__Lines of data__:

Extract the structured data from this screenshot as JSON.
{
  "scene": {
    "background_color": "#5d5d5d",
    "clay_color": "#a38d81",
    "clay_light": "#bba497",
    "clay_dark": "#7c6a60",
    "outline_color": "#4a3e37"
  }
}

__Instructions for the task__: Repeat the listing exactly, from its first line to its last.

__Answer to this exercise__:
Extract the structured data from this screenshot as JSON.
{
  "scene": {
    "background_color": "#5d5d5d",
    "clay_color": "#a38d81",
    "clay_light": "#bba497",
    "clay_dark": "#7c6a60",
    "outline_color": "#4a3e37"
  }
}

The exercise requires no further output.